§ **EXTRACTED TEXT**:

━━━━━━━━━━━━━━━━━━━━━━━━━━━━━━

The Recopa Sudamericana is an annual association football competition organized by CONMEBOL. It is contested between the winners of the Copa Libertadores and the Copa Sudamericana. The Recopa Sudamericana was contested between the winners of the Copa Libertadores, and the Supercopa Sudamericana, from 1989 until 1998, when CONMEBOL discontinued the Supercopa Sudamericana. The last Recopa Sudamericana in this format was the 1998 edition between Cruzeiro and River Plate which was won by the former.

The format of the competition has varied greatly; it has been played over two legs, one at each participating club's stadium, or at a single neutral venue. Since the 2005 competition, the final has been contested in a home-and-away format. The 1998 competition was played as part of the Copa Mercosur. The 1993 tournament was played as part of the Campeonato Brasileiro Série A. The 1991 edition was not played at all since Paraguay's Olimpia won both the Libertadores and Supercopa. Although Brazilian team São Paulo also won the two qualifying competitions, they disputed the 1994 edition against Copa CONMEBOL winner Botafogo.

━━━━━━━━━━━━━━━━━━━━━━━━━━━━━━

§ **RECORDED DATA**:
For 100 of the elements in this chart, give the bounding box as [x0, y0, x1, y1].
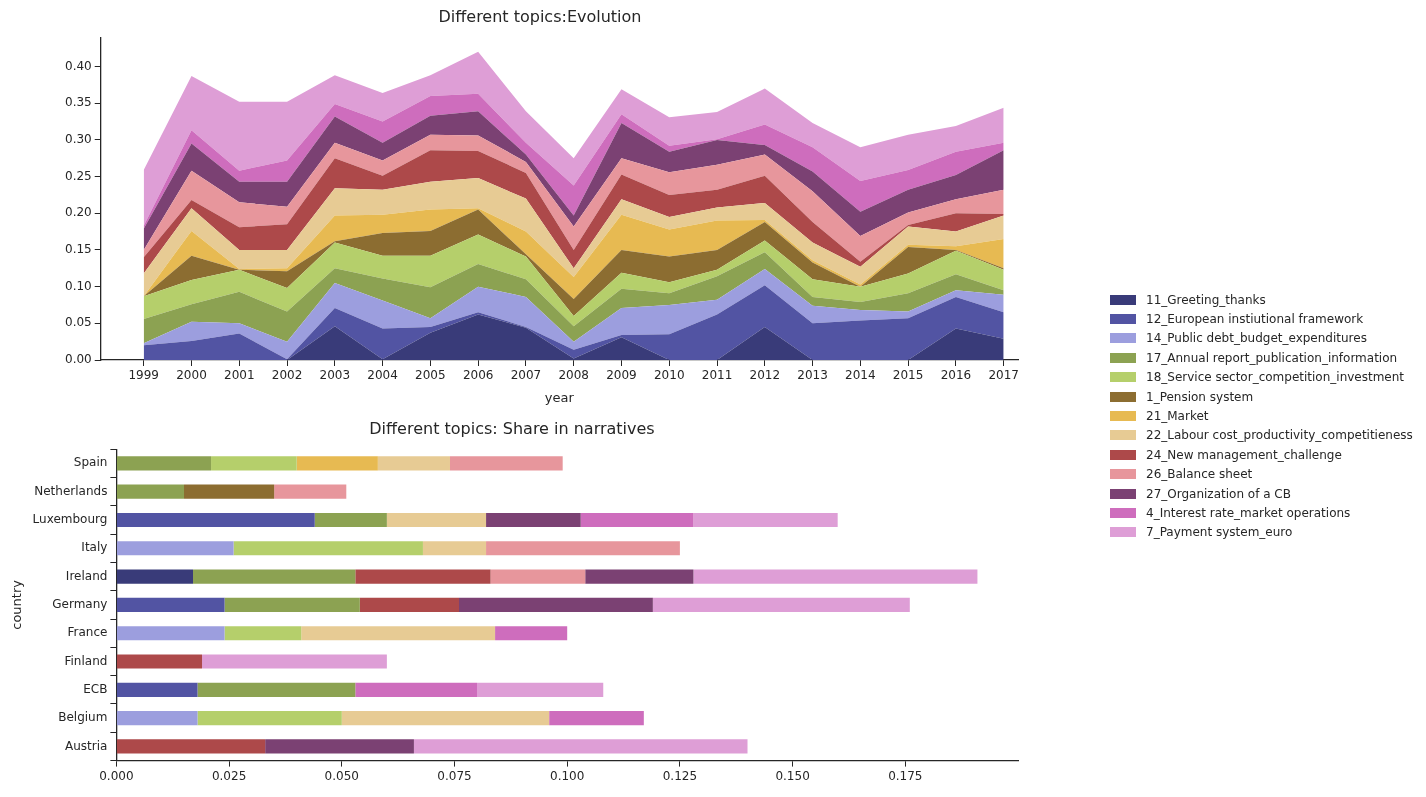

━━━━━━━━━━━━━━━━━━━━━━━━━━━━━━

§ **WRITTEN EXERCISE 1**: Write out part of the Recopa Sudamericana passage word for word, beginning at "The format of" and stopping after "CONMEBOL winner Botafogo.".
§ **WRITTEN EXERCISE 2**: Extend the passage about the Recopa Sudamericana with new sentences that follow on from its final line.

§ **TASK ANSWER 1**:
The format of the competition has varied greatly; it has been played over two legs, one at each participating club's stadium, or at a single neutral venue. Since the 2005 competition, the final has been contested in a home-and-away format. The 1998 competition was played as part of the Copa Mercosur. The 1993 tournament was played as part of the Campeonato Brasileiro Série A. The 1991 edition was not played at all since Paraguay's Olimpia won both the Libertadores and Supercopa. Although Brazilian team São Paulo also won the two qualifying competitions, they disputed the 1994 edition against Copa CONMEBOL winner Botafogo.

§ **TASK ANSWER 2**:
Like all CONMEBOL tournaments, the teams accumulate points according to the results of the match (3 for a win, 1 for a draw, 0 for a loss). The team with the most points after both legs wins the Recopa. The current Recopa is contested over a two-legged tie; the first leg is held at the stadium of the Copa Sudamericana champion, and the second leg is played at the Copa Libertadores champion's venue. Ties in points are settled initially on goal difference, then by away goals. If the teams are tied after full-time, a penalty shootout will decide the winner of the finals.

Argentine club Boca Juniors hold the record for the most victories, winning the competition four times. Boca Juniors, São Paulo, and Ecuador's LDU Quito are the only teams to have defended the title successfully. Brazilian clubs are the most successful in the tournament, having amassed seven titles. The current champion is Palmeiras, who beat Athletico Paranaense to win the 2022 Recopa Sudamericana.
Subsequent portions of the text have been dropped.